====== GIVEN RECORDS ======

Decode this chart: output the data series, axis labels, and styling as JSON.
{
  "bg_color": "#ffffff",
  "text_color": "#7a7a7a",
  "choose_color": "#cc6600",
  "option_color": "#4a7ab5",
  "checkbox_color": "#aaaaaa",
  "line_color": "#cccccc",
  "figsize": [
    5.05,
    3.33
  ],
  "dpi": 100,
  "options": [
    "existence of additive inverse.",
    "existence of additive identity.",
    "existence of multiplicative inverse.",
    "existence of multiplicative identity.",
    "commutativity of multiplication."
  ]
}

======

BRIEF
Take the entries above and transcribe them exactly.

WRITTEN SOLUTION
Decode this chart: output the data series, axis labels, and styling as JSON.
{
  "bg_color": "#ffffff",
  "text_color": "#7a7a7a",
  "choose_color": "#cc6600",
  "option_color": "#4a7ab5",
  "checkbox_color": "#aaaaaa",
  "line_color": "#cccccc",
  "figsize": [
    5.05,
    3.33
  ],
  "dpi": 100,
  "options": [
    "existence of additive inverse.",
    "existence of additive identity.",
    "existence of multiplicative inverse.",
    "existence of multiplicative identity.",
    "commutativity of multiplication."
  ]
}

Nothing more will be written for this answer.